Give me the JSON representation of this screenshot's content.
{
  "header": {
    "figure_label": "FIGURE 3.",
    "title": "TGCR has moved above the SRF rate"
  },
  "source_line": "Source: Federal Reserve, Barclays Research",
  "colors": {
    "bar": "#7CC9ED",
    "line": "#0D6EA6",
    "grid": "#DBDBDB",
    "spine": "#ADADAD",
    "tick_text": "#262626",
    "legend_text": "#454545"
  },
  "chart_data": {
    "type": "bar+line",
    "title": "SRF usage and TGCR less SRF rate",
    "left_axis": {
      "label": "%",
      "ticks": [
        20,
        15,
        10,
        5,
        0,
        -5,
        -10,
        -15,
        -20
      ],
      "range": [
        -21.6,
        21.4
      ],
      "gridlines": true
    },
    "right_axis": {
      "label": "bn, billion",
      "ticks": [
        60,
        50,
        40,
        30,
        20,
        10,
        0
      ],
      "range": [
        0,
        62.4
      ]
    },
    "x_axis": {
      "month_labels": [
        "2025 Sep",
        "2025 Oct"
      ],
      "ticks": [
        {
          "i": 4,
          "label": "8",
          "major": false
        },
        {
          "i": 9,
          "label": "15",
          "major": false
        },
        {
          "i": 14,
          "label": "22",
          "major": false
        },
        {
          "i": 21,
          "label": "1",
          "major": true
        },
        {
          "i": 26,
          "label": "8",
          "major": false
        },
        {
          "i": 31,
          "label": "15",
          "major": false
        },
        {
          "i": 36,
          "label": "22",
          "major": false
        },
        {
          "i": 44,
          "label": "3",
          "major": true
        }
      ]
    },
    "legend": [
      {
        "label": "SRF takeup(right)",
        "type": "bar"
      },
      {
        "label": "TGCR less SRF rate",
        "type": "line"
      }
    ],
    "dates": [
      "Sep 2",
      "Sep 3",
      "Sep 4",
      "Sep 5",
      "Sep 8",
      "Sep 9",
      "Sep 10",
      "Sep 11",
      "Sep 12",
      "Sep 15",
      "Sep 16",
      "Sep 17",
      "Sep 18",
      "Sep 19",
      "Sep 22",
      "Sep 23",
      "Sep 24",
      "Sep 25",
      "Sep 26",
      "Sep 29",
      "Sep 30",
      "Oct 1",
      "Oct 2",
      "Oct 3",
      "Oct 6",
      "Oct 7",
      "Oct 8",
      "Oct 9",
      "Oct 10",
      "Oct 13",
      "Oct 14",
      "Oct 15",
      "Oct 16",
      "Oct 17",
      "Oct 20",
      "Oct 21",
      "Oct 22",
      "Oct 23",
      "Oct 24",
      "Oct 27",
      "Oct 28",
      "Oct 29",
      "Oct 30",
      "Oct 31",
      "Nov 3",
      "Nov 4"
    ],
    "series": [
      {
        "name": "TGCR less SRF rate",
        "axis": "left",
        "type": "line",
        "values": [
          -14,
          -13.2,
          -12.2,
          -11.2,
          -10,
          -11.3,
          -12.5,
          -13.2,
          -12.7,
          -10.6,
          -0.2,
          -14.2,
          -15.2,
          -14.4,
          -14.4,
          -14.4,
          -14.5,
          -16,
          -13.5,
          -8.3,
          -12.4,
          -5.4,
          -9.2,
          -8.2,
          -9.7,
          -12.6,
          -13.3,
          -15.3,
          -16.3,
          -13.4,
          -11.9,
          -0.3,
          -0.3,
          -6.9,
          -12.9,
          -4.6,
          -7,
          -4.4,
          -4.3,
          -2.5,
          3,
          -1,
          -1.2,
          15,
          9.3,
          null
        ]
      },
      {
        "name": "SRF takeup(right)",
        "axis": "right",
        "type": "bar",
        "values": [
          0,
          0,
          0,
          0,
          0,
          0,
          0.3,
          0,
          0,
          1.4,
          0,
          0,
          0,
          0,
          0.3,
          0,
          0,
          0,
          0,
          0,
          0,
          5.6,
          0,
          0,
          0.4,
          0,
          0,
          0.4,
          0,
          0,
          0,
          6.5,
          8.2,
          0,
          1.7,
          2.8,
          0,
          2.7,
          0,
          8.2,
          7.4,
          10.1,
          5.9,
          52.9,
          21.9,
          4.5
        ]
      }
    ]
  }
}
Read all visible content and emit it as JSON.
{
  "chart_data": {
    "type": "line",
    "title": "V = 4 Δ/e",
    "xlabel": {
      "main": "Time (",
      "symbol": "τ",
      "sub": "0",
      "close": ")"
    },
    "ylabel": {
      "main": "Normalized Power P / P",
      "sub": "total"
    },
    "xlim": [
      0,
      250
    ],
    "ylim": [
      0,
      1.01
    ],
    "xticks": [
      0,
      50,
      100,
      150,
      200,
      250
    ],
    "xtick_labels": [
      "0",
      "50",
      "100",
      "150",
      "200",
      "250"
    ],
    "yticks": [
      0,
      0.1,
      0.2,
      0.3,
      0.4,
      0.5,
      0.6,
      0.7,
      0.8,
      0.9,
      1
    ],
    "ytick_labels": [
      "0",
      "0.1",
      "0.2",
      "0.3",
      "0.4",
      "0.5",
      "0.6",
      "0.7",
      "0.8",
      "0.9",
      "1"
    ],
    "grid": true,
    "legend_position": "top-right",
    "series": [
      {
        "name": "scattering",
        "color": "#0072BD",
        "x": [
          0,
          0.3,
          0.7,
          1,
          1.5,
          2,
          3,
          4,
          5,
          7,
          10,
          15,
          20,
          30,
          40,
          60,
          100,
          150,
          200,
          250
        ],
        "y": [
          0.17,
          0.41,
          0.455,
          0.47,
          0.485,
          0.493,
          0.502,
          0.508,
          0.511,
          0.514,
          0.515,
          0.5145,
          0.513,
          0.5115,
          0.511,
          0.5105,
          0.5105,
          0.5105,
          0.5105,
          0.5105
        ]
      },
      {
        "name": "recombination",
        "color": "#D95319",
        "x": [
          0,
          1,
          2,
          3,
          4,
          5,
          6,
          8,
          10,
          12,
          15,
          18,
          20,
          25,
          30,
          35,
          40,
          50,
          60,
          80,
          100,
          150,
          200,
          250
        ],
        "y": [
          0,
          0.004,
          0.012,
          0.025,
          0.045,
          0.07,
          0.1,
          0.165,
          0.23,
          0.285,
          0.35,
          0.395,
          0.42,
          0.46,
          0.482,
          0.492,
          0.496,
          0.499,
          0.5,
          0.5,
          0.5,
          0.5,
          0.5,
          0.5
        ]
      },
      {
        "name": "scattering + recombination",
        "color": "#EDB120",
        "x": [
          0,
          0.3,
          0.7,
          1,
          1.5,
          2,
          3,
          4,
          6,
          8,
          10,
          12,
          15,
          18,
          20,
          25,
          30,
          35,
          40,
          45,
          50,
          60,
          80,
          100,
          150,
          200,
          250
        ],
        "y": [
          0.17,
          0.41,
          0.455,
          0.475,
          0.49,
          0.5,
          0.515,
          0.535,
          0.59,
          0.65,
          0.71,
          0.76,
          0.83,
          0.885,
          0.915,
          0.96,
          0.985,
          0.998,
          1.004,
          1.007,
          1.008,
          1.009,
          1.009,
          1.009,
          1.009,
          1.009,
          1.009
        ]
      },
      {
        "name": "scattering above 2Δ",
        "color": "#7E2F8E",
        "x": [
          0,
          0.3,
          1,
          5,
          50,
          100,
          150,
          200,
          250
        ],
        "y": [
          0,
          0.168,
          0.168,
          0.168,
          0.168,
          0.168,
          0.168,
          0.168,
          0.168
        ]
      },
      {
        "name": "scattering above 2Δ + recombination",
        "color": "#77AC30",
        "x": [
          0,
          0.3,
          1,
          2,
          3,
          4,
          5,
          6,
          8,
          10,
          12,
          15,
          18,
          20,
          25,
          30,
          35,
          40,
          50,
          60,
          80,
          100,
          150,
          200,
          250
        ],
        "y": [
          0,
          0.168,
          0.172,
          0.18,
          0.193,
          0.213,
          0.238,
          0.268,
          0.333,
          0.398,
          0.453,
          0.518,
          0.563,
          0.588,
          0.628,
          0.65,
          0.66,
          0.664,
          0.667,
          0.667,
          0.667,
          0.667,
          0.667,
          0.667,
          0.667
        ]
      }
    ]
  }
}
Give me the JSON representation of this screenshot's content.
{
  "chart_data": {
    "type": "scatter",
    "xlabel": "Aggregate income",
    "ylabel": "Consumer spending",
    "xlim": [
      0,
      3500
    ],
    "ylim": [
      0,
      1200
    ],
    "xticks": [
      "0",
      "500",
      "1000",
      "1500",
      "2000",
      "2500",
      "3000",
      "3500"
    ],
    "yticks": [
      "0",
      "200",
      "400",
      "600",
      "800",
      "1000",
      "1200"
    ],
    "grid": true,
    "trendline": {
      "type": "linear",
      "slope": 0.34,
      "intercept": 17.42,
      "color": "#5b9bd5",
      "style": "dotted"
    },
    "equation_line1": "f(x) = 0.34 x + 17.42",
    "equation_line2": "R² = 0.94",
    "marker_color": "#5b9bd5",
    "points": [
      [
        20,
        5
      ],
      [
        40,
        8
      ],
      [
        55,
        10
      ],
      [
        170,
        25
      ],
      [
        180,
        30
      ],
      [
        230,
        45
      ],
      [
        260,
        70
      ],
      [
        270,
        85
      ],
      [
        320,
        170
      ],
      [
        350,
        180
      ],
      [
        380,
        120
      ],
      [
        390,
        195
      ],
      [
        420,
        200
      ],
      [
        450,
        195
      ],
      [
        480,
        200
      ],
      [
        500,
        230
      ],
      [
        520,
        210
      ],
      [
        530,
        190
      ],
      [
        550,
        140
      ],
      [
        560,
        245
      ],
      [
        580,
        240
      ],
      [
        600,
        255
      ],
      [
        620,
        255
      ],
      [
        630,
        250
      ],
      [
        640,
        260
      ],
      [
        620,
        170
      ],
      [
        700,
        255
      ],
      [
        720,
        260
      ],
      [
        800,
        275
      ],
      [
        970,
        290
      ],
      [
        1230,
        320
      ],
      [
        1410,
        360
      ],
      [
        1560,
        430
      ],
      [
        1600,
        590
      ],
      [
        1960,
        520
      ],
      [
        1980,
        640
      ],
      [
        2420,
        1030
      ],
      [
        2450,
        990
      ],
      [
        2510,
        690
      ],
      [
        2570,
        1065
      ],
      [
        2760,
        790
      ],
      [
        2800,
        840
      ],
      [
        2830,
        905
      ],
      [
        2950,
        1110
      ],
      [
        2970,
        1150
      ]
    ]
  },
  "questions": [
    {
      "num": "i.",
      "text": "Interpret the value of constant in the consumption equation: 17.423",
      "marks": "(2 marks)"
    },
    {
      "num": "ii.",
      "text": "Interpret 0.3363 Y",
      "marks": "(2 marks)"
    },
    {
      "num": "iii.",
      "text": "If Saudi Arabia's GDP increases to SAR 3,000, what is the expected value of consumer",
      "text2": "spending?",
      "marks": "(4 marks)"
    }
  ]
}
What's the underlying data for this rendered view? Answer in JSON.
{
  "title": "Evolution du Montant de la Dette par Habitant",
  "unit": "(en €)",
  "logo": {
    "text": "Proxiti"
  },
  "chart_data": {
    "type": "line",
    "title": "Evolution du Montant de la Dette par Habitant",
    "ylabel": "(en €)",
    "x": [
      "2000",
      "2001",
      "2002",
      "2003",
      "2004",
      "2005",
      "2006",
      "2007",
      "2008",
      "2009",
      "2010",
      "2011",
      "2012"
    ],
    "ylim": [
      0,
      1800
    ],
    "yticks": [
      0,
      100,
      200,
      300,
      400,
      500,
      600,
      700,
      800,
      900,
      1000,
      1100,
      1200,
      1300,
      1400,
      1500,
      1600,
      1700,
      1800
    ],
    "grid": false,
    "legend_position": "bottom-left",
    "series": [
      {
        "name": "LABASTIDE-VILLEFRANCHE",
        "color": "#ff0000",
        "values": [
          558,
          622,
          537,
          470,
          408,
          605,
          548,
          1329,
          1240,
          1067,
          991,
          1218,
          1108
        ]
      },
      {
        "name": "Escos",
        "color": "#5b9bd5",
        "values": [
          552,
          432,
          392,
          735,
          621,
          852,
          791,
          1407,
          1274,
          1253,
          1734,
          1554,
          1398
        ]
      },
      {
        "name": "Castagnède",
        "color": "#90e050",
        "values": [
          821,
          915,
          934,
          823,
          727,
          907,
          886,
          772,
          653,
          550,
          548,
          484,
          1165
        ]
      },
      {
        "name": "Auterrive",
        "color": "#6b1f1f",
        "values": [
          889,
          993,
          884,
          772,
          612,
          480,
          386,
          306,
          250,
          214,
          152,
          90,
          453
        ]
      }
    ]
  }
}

+ + + + +

▶ **PROBLEM**
Collect every line from the records above that contains the word "Dette".

▶ **TASK OUTPUT**
  "title": "Evolution du Montant de la Dette par Habitant",
    "title": "Evolution du Montant de la Dette par Habitant",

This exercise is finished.